Task objective> Filter the entries below, keeping every line that has the word "河流水面".

──────── Exercise material ────────

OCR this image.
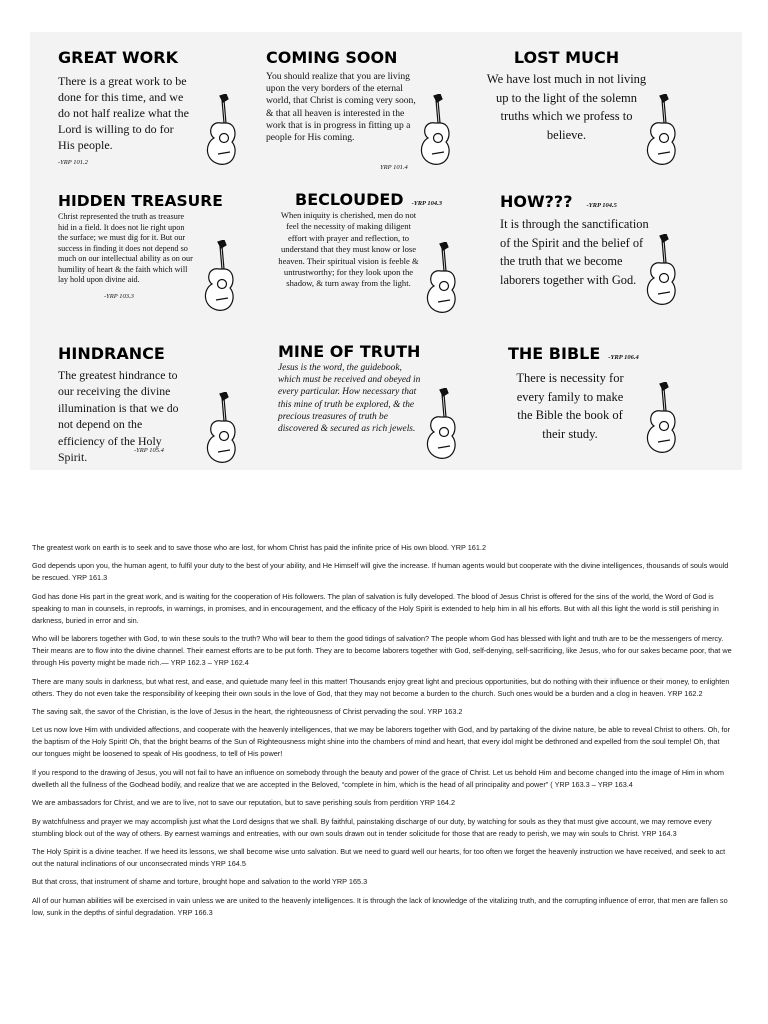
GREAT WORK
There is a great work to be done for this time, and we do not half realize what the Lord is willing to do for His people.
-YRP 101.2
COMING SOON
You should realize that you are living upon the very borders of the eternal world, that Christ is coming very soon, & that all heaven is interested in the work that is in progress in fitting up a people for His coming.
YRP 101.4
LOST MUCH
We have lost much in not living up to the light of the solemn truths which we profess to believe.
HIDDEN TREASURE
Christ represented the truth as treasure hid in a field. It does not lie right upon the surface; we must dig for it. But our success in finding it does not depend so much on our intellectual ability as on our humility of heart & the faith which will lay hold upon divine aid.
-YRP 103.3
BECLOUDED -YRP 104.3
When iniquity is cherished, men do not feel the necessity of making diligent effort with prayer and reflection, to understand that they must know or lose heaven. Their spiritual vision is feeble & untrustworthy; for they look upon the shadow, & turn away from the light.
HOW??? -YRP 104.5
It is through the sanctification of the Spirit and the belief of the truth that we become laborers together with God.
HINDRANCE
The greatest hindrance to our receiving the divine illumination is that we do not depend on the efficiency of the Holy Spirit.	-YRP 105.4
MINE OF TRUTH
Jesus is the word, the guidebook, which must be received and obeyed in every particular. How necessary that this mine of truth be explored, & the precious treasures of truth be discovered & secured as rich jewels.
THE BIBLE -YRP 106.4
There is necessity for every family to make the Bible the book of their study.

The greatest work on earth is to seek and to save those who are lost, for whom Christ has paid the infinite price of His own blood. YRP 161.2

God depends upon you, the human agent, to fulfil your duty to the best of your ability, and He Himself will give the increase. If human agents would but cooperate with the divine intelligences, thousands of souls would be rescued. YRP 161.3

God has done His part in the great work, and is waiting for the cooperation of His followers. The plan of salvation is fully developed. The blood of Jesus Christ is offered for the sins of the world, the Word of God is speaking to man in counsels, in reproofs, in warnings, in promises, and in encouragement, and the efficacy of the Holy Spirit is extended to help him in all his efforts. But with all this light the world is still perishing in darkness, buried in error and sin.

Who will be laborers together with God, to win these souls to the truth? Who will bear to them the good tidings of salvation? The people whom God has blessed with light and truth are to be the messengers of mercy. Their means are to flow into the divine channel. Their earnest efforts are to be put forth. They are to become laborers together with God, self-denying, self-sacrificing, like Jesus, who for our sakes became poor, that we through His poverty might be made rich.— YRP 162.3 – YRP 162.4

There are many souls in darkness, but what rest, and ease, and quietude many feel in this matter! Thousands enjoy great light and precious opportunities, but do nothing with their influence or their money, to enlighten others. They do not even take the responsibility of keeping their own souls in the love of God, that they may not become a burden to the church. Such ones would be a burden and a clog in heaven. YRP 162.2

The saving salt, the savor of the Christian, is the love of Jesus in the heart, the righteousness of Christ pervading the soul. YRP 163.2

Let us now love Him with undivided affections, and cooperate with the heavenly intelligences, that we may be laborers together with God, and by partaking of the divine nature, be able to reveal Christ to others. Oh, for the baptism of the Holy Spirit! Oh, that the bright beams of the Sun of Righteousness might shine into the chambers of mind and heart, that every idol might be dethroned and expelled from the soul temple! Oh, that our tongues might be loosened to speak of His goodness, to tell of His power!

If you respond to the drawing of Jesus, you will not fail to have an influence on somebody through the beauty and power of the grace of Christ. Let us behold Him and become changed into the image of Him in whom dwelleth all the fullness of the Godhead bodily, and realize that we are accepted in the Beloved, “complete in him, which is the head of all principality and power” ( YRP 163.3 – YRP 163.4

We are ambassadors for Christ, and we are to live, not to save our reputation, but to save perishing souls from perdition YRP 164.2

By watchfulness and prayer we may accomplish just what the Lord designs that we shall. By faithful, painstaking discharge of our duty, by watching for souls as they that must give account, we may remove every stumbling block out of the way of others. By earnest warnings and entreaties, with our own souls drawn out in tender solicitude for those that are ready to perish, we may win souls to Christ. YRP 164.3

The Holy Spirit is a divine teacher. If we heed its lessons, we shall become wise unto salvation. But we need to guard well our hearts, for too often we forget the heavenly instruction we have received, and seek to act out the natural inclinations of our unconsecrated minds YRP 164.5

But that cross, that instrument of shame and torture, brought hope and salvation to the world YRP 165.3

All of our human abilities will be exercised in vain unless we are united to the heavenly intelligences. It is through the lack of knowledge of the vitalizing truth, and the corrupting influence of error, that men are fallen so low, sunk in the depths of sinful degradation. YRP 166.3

────────
──────── Exercise material ────────

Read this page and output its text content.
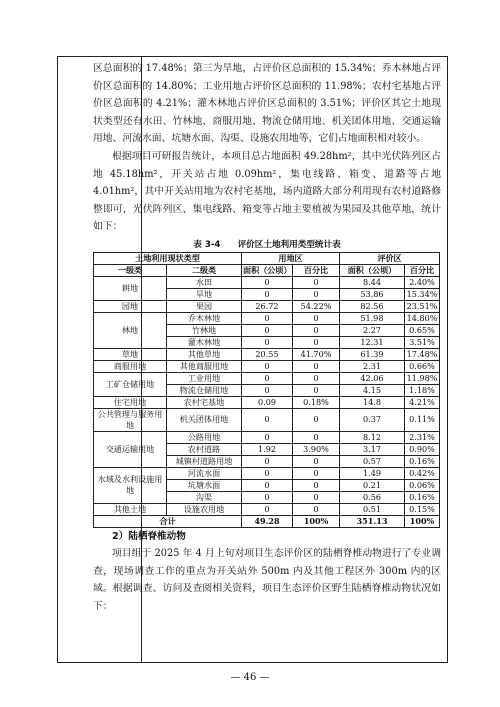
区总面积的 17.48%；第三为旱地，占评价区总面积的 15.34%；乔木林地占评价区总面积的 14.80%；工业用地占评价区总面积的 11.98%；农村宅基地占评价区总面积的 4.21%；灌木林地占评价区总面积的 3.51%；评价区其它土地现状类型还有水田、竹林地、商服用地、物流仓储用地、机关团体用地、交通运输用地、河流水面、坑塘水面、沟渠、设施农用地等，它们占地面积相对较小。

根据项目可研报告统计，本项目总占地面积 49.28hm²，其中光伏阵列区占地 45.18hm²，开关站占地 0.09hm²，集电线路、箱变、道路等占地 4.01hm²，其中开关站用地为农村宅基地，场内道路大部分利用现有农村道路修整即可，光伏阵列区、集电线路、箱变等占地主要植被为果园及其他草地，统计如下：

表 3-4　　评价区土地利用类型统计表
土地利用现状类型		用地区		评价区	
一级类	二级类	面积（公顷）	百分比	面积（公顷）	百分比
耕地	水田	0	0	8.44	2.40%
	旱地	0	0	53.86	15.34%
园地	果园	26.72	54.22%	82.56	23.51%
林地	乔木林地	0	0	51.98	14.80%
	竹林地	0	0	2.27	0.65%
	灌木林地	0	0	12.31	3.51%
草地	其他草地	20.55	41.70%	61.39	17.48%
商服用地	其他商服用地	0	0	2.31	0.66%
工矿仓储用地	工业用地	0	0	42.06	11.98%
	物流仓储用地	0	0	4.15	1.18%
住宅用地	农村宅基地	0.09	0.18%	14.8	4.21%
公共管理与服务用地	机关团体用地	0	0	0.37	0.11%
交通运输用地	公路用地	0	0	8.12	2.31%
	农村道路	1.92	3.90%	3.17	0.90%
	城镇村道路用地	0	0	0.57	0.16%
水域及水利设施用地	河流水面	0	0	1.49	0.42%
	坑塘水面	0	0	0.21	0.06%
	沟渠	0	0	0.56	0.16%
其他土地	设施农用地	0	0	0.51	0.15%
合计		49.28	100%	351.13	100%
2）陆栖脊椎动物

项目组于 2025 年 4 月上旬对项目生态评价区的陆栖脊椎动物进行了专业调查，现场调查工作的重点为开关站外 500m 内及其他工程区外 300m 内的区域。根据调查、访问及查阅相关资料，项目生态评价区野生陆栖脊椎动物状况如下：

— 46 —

────────

Exercise solution>
区总面积的 17.48%；第三为旱地，占评价区总面积的 15.34%；乔木林地占评价区总面积的 14.80%；工业用地占评价区总面积的 11.98%；农村宅基地占评价区总面积的 4.21%；灌木林地占评价区总面积的 3.51%；评价区其它土地现状类型还有水田、竹林地、商服用地、物流仓储用地、机关团体用地、交通运输用地、河流水面、坑塘水面、沟渠、设施农用地等，它们占地面积相对较小。
水域及水利设施用地	河流水面	0	0	1.49	0.42%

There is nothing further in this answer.